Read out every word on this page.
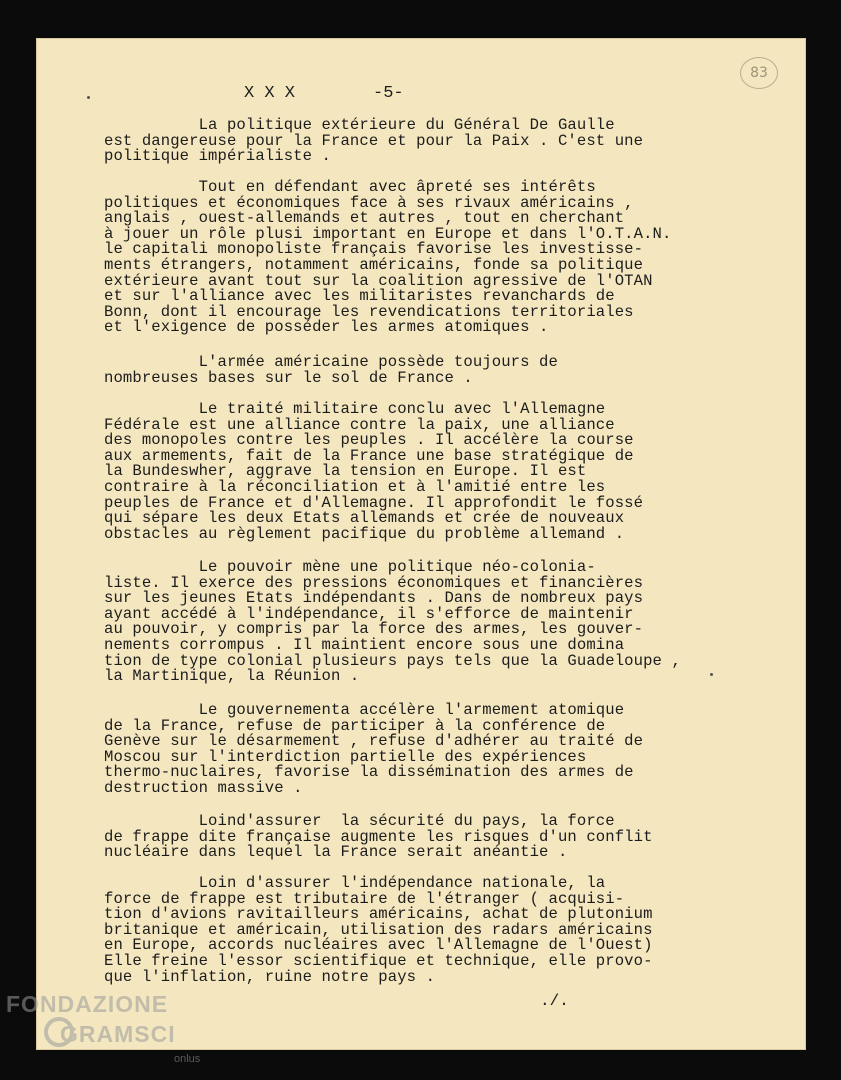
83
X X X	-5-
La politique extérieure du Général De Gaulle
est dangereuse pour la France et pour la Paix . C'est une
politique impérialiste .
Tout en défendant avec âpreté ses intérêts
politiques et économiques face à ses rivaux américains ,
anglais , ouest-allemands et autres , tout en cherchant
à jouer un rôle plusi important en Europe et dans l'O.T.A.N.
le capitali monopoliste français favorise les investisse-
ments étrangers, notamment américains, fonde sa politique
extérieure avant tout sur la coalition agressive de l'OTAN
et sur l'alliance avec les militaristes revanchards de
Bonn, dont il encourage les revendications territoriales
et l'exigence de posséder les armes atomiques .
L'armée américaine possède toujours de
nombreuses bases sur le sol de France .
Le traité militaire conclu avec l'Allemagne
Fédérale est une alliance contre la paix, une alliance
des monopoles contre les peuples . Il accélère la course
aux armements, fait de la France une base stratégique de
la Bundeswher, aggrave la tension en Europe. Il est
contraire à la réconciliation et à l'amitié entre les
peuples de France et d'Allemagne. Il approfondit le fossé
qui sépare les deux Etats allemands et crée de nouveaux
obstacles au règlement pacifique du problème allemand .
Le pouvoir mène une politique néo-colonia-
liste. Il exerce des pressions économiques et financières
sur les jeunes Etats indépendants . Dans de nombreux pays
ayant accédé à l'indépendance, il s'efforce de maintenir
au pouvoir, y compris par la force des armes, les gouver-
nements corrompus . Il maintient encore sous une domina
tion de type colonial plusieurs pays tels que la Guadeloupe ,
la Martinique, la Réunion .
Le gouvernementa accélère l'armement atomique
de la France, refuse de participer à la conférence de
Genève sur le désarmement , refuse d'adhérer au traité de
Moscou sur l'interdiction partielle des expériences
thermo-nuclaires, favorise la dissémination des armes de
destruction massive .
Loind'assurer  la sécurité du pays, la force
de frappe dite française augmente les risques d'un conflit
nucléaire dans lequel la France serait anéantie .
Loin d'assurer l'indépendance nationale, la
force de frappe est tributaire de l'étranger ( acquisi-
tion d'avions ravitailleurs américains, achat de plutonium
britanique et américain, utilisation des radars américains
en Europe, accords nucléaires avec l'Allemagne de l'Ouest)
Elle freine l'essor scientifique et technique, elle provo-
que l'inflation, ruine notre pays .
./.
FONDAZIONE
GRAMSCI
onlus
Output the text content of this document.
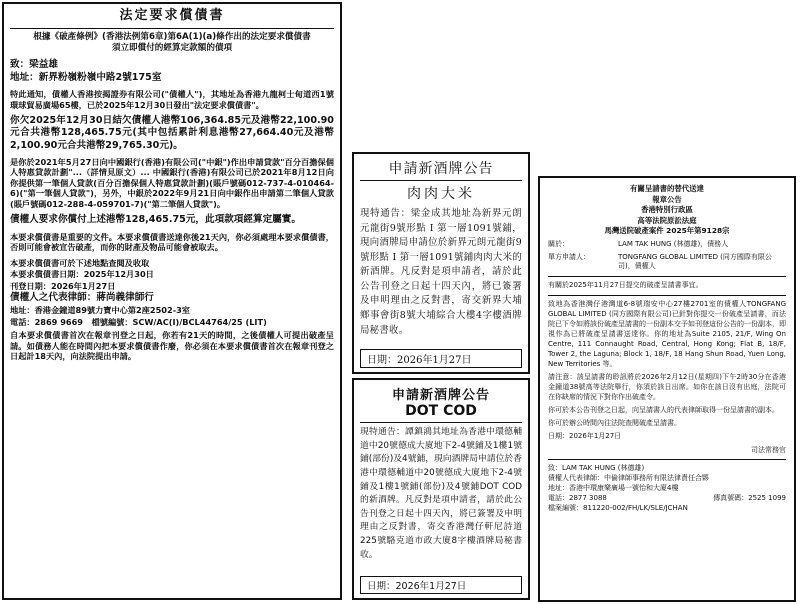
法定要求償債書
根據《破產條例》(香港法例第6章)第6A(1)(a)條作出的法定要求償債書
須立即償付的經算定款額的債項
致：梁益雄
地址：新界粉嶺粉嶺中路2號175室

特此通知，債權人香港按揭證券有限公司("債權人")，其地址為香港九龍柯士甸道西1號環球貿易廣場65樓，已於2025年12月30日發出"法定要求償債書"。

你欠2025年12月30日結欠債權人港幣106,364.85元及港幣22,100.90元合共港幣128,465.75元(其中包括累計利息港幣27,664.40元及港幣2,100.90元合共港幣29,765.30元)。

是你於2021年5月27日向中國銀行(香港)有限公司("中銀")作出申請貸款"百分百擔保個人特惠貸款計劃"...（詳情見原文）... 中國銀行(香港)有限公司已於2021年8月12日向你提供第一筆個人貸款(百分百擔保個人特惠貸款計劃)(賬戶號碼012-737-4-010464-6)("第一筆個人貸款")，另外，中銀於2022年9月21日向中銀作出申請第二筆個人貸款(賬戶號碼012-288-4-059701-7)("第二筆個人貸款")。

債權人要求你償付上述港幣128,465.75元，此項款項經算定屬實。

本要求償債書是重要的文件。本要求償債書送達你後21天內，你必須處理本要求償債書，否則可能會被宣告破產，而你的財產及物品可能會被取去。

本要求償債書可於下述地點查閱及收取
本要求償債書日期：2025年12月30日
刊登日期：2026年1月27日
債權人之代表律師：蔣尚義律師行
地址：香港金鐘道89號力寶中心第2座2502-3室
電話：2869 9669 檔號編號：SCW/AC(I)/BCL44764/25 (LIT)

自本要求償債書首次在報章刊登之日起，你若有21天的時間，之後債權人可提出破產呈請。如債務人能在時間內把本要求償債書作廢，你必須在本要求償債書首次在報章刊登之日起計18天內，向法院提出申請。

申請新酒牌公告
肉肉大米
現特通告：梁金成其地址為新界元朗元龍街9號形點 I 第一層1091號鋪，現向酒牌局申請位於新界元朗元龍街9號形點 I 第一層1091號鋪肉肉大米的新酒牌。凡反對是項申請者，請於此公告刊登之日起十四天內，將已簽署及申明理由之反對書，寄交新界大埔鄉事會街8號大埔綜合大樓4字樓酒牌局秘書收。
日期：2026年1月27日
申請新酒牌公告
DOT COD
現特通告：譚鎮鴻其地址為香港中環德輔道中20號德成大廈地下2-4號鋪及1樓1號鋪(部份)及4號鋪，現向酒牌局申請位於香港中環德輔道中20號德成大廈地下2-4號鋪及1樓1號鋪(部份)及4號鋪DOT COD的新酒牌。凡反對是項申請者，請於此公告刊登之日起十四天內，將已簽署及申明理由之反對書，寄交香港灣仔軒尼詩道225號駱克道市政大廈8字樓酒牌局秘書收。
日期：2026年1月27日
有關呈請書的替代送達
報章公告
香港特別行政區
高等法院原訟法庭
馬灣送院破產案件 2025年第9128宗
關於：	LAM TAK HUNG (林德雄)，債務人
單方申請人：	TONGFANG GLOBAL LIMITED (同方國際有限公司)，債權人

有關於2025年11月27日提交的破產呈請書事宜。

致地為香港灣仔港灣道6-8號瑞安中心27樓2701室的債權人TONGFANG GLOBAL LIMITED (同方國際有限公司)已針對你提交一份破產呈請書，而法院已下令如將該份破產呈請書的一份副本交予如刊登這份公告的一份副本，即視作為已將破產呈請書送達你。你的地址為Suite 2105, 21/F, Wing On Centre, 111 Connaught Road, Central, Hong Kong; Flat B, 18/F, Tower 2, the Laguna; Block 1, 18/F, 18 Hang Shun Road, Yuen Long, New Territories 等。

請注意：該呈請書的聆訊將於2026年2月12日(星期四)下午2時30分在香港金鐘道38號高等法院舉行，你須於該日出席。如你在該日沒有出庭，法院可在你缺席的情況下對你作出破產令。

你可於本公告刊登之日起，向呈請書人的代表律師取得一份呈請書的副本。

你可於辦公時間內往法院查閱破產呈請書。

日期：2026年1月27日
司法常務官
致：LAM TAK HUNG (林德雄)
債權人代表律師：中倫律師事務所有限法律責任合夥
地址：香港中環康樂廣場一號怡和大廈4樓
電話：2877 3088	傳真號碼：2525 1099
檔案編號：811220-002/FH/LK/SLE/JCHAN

» Task to carry out
Write out, word for word, the line containing "Output the text content of this document." and each line after it to the end of the data, and nothing more. Drop the pictures.

» Correct result
Output the text content of this document.
法定要求償債書
根據《破產條例》(香港法例第6章)第6A(1)(a)條作出的法定要求償債書
須立即償付的經算定款額的債項
致：梁益雄
地址：新界粉嶺粉嶺中路2號175室

特此通知，債權人香港按揭證券有限公司("債權人")，其地址為香港九龍柯士甸道西1號環球貿易廣場65樓，已於2025年12月30日發出"法定要求償債書"。

你欠2025年12月30日結欠債權人港幣106,364.85元及港幣22,100.90元合共港幣128,465.75元(其中包括累計利息港幣27,664.40元及港幣2,100.90元合共港幣29,765.30元)。

是你於2021年5月27日向中國銀行(香港)有限公司("中銀")作出申請貸款"百分百擔保個人特惠貸款計劃"...（詳情見原文）... 中國銀行(香港)有限公司已於2021年8月12日向你提供第一筆個人貸款(百分百擔保個人特惠貸款計劃)(賬戶號碼012-737-4-010464-6)("第一筆個人貸款")，另外，中銀於2022年9月21日向中銀作出申請第二筆個人貸款(賬戶號碼012-288-4-059701-7)("第二筆個人貸款")。

債權人要求你償付上述港幣128,465.75元，此項款項經算定屬實。

本要求償債書是重要的文件。本要求償債書送達你後21天內，你必須處理本要求償債書，否則可能會被宣告破產，而你的財產及物品可能會被取去。

本要求償債書可於下述地點查閱及收取
本要求償債書日期：2025年12月30日
刊登日期：2026年1月27日
債權人之代表律師：蔣尚義律師行
地址：香港金鐘道89號力寶中心第2座2502-3室
電話：2869 9669 檔號編號：SCW/AC(I)/BCL44764/25 (LIT)

自本要求償債書首次在報章刊登之日起，你若有21天的時間，之後債權人可提出破產呈請。如債務人能在時間內把本要求償債書作廢，你必須在本要求償債書首次在報章刊登之日起計18天內，向法院提出申請。

申請新酒牌公告
肉肉大米
現特通告：梁金成其地址為新界元朗元龍街9號形點 I 第一層1091號鋪，現向酒牌局申請位於新界元朗元龍街9號形點 I 第一層1091號鋪肉肉大米的新酒牌。凡反對是項申請者，請於此公告刊登之日起十四天內，將已簽署及申明理由之反對書，寄交新界大埔鄉事會街8號大埔綜合大樓4字樓酒牌局秘書收。
日期：2026年1月27日
申請新酒牌公告
DOT COD
現特通告：譚鎮鴻其地址為香港中環德輔道中20號德成大廈地下2-4號鋪及1樓1號鋪(部份)及4號鋪，現向酒牌局申請位於香港中環德輔道中20號德成大廈地下2-4號鋪及1樓1號鋪(部份)及4號鋪DOT COD的新酒牌。凡反對是項申請者，請於此公告刊登之日起十四天內，將已簽署及申明理由之反對書，寄交香港灣仔軒尼詩道225號駱克道市政大廈8字樓酒牌局秘書收。
日期：2026年1月27日
有關呈請書的替代送達
報章公告
香港特別行政區
高等法院原訟法庭
馬灣送院破產案件 2025年第9128宗
關於：	LAM TAK HUNG (林德雄)，債務人
單方申請人：	TONGFANG GLOBAL LIMITED (同方國際有限公司)，債權人

有關於2025年11月27日提交的破產呈請書事宜。

致地為香港灣仔港灣道6-8號瑞安中心27樓2701室的債權人TONGFANG GLOBAL LIMITED (同方國際有限公司)已針對你提交一份破產呈請書，而法院已下令如將該份破產呈請書的一份副本交予如刊登這份公告的一份副本，即視作為已將破產呈請書送達你。你的地址為Suite 2105, 21/F, Wing On Centre, 111 Connaught Road, Central, Hong Kong; Flat B, 18/F, Tower 2, the Laguna; Block 1, 18/F, 18 Hang Shun Road, Yuen Long, New Territories 等。

請注意：該呈請書的聆訊將於2026年2月12日(星期四)下午2時30分在香港金鐘道38號高等法院舉行，你須於該日出席。如你在該日沒有出庭，法院可在你缺席的情況下對你作出破產令。

你可於本公告刊登之日起，向呈請書人的代表律師取得一份呈請書的副本。

你可於辦公時間內往法院查閱破產呈請書。

日期：2026年1月27日
司法常務官
致：LAM TAK HUNG (林德雄)
債權人代表律師：中倫律師事務所有限法律責任合夥
地址：香港中環康樂廣場一號怡和大廈4樓
電話：2877 3088	傳真號碼：2525 1099
檔案編號：811220-002/FH/LK/SLE/JCHAN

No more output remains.